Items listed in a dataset
......

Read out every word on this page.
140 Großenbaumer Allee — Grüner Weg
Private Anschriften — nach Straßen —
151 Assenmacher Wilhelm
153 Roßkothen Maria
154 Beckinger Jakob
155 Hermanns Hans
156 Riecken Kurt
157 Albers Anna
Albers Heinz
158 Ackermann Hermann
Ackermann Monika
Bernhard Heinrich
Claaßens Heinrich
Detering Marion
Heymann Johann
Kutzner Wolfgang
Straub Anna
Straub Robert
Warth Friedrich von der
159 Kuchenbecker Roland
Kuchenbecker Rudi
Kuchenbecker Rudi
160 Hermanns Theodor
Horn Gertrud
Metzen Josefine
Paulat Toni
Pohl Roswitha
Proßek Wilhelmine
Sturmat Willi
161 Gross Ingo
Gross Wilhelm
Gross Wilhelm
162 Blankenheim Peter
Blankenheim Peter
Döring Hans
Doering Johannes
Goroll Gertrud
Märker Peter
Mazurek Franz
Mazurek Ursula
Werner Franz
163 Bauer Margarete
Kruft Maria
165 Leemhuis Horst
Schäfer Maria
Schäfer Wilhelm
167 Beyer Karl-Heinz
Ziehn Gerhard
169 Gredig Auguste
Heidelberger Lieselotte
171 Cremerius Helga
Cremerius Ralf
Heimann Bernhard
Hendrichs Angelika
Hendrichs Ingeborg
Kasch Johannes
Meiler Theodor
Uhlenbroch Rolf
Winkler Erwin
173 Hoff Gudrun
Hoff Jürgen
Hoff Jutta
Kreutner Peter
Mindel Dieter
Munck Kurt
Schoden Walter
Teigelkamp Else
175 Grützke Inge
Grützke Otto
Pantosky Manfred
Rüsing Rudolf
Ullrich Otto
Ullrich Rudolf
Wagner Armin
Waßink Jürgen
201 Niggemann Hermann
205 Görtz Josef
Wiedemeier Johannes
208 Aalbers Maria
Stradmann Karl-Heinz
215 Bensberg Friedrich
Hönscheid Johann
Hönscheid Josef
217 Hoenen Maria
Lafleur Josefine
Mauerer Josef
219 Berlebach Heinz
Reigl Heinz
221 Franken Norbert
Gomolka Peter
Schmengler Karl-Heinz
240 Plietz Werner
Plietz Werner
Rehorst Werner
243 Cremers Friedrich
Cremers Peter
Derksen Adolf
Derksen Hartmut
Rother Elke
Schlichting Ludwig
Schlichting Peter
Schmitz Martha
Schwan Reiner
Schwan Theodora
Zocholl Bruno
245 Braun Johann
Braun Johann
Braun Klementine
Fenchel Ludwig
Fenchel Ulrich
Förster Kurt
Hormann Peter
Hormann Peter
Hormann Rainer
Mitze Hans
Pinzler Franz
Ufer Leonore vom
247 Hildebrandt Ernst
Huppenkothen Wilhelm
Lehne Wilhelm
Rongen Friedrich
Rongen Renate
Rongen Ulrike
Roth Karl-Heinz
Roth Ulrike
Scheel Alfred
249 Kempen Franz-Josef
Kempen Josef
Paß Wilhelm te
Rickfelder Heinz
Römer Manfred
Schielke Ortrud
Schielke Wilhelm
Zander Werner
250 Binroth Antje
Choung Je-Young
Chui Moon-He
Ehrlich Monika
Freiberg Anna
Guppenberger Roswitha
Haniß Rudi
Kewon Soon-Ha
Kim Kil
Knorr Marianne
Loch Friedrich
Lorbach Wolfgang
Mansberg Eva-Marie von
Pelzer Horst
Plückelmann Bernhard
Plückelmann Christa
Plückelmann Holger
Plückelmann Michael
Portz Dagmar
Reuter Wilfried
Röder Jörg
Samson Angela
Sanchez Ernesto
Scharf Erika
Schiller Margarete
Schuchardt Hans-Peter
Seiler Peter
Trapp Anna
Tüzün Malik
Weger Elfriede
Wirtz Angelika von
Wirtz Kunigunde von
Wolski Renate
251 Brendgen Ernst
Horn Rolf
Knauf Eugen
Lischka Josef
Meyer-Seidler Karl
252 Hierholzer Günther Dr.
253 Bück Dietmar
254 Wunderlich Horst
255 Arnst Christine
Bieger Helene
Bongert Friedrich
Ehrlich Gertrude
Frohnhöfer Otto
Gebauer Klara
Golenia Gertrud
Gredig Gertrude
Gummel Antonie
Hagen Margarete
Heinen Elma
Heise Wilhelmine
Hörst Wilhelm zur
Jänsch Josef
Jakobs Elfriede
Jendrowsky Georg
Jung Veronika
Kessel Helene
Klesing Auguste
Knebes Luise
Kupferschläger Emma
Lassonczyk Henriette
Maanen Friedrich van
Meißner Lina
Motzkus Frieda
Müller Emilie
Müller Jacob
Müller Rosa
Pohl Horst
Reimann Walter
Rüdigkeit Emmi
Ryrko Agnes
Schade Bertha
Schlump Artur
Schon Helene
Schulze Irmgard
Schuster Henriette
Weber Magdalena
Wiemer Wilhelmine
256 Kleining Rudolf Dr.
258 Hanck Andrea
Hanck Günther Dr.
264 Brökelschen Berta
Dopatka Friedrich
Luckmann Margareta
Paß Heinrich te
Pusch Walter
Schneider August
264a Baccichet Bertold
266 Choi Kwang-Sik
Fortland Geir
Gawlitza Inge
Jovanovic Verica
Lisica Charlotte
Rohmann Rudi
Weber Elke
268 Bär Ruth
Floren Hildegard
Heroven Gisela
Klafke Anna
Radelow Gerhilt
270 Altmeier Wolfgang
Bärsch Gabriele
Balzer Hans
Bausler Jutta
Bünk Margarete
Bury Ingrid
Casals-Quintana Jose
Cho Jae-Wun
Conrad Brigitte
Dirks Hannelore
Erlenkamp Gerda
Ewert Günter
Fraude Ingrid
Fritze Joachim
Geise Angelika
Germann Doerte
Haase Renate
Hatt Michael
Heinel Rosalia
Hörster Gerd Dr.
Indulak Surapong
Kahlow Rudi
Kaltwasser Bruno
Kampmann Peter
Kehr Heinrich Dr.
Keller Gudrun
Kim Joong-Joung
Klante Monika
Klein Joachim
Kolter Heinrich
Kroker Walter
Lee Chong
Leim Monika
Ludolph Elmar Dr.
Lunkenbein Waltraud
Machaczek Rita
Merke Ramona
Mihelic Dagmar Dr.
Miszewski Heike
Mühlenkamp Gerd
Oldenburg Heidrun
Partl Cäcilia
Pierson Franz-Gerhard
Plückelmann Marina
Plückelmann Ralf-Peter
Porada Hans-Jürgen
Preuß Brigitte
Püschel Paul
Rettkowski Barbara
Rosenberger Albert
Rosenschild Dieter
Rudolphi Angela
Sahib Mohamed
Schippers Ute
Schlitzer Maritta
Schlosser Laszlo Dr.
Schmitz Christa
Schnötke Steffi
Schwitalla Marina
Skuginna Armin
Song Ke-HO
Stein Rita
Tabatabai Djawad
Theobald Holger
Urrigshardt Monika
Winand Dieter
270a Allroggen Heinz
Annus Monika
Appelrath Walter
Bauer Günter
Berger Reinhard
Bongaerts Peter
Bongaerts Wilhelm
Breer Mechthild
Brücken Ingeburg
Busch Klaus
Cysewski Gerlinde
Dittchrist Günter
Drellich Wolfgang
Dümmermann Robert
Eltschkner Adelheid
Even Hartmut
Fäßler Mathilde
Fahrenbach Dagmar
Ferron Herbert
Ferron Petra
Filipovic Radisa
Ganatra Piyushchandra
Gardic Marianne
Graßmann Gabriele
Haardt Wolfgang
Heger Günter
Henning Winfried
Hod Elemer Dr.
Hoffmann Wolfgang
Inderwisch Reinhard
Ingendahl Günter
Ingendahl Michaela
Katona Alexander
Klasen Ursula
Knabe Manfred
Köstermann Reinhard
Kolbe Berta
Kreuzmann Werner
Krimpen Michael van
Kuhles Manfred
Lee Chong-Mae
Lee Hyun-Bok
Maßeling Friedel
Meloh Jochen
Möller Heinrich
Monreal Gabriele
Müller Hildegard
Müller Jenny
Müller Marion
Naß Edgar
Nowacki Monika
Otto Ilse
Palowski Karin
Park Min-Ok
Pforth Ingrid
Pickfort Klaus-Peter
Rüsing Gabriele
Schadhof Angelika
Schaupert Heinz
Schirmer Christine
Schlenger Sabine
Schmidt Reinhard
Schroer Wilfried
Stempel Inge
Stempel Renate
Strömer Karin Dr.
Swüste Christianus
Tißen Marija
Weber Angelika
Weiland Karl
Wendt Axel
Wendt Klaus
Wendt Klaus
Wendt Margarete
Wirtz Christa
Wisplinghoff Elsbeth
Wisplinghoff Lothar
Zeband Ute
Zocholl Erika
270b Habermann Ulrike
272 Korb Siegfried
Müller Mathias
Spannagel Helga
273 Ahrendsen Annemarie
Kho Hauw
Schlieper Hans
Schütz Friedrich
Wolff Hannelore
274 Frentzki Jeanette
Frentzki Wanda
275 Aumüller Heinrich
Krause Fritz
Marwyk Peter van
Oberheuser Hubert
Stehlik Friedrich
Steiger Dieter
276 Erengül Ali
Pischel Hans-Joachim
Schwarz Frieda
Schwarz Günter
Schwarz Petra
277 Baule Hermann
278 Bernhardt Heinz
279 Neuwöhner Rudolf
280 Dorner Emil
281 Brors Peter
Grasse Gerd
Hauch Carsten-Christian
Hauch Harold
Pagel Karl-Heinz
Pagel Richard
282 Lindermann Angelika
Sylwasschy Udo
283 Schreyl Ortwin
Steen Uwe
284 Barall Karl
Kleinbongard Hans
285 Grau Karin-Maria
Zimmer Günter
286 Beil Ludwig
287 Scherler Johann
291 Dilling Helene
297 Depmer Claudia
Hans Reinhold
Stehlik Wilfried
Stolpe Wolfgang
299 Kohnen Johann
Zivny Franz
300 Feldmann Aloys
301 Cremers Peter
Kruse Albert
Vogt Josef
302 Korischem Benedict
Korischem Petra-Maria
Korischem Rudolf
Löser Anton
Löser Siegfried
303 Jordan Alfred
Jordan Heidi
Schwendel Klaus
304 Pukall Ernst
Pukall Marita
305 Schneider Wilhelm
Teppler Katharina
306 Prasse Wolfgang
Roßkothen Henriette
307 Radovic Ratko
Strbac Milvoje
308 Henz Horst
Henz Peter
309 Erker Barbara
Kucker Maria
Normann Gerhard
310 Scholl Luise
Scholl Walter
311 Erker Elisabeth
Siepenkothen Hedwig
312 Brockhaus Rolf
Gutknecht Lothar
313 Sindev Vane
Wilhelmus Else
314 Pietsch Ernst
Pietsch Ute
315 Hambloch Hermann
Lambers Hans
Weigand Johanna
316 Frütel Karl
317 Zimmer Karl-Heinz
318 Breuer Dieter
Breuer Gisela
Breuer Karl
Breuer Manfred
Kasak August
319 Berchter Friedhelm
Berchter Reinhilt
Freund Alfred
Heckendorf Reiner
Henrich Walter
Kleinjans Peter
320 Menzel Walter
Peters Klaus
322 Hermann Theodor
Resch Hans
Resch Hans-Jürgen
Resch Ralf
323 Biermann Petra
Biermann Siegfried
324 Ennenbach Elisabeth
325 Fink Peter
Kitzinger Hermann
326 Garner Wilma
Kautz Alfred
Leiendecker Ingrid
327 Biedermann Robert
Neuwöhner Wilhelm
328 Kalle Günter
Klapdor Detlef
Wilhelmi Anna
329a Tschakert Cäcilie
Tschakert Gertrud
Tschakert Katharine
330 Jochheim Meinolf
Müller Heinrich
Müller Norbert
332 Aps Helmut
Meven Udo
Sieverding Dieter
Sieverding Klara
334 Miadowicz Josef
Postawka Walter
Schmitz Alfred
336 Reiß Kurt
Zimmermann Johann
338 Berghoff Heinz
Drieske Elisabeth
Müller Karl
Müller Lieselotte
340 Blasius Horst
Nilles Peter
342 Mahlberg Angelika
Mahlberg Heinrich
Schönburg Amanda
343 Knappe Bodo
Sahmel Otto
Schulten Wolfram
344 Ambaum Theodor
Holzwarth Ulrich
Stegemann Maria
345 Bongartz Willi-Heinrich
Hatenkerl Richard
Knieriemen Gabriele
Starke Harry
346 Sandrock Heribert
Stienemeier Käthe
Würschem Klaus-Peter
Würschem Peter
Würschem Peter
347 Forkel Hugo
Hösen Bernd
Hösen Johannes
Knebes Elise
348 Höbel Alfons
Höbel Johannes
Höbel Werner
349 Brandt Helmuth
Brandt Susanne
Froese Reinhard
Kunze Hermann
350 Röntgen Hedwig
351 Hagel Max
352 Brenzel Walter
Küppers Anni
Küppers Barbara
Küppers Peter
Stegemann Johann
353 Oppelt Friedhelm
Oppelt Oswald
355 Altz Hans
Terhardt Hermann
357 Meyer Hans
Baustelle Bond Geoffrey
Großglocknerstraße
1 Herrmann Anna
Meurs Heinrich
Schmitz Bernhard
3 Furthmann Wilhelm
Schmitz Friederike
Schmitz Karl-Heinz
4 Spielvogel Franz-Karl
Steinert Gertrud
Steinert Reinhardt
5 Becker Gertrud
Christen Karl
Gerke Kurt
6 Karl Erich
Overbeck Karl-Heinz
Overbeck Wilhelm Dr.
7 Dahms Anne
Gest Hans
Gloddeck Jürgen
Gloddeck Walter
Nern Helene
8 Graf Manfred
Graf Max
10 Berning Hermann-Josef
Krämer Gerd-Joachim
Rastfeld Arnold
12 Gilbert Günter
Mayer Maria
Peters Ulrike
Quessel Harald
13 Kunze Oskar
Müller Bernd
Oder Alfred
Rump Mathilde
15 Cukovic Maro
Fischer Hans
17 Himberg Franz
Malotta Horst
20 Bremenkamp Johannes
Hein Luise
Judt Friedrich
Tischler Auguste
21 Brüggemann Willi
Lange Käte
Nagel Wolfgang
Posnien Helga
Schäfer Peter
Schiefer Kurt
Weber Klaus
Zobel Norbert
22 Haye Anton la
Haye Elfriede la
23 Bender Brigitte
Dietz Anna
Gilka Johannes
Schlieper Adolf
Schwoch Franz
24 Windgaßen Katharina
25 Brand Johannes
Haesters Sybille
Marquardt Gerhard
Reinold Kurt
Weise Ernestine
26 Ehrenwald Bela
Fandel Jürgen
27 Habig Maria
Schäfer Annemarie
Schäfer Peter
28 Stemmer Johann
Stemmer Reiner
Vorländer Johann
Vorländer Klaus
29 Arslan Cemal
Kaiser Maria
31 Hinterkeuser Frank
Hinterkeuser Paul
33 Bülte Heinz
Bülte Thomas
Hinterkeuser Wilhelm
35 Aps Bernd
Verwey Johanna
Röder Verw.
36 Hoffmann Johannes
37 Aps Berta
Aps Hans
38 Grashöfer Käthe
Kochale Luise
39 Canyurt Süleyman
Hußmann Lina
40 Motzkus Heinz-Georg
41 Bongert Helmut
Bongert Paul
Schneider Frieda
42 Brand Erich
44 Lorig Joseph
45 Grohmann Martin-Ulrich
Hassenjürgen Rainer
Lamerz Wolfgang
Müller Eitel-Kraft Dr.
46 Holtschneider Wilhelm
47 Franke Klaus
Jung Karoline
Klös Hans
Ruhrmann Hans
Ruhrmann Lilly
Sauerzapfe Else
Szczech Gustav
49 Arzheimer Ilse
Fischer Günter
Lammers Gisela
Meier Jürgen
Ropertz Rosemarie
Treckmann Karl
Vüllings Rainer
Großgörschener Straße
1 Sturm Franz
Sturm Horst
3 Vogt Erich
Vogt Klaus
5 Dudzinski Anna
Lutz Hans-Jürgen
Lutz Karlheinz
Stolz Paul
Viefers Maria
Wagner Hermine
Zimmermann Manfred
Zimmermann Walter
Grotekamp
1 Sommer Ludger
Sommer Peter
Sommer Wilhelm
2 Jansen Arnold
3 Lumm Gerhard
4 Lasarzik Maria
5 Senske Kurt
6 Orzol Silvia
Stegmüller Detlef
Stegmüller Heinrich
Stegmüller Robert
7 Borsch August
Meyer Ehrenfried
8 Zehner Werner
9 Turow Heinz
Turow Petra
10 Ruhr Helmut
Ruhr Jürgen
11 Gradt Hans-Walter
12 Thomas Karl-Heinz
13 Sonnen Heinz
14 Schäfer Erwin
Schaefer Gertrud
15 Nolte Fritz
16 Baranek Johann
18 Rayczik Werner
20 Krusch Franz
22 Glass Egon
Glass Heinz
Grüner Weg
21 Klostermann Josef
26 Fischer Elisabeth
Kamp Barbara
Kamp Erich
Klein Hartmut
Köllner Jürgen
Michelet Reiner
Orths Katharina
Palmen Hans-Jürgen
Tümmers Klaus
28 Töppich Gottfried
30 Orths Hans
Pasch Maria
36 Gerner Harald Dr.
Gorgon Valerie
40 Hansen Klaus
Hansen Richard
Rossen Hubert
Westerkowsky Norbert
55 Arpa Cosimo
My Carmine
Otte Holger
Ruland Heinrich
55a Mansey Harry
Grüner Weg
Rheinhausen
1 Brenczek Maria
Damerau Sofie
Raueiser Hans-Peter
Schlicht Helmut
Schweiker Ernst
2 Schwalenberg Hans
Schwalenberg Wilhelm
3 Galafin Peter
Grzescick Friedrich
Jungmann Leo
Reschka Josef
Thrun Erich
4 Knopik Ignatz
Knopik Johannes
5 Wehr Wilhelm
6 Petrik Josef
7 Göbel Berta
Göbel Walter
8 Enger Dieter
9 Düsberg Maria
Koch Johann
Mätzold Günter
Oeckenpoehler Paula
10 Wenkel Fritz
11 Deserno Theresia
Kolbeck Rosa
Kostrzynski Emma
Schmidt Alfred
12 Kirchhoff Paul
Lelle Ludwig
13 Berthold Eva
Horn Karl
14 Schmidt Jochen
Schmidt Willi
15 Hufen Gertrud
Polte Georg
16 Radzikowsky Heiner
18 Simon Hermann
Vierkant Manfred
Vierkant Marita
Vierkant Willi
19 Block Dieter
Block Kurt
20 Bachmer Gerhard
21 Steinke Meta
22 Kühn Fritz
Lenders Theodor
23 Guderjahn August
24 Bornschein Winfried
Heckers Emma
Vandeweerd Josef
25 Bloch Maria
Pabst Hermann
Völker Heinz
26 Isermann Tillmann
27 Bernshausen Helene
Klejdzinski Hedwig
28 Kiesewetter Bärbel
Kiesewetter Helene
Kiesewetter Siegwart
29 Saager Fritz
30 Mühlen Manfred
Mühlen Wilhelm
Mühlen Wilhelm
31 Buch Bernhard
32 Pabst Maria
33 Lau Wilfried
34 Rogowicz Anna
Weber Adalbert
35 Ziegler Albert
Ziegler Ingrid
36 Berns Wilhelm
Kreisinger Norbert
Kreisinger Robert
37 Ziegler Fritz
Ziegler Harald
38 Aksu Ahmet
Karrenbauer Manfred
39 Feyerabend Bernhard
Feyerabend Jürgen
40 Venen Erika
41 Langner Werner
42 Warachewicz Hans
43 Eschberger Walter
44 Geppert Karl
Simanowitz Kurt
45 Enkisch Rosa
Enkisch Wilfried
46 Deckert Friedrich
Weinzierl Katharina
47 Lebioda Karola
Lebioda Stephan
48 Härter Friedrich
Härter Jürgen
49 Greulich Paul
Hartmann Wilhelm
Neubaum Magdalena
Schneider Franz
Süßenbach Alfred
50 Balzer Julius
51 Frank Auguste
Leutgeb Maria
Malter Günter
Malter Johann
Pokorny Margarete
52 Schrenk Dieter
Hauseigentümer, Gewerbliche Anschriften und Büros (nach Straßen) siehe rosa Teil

......

PROBLEM STATEMENT
Copy whichever lines in the listing above contain the word "Elfriede".

EXPECTED ANSWER
Weger Elfriede
Jakobs Elfriede
Haye Elfriede la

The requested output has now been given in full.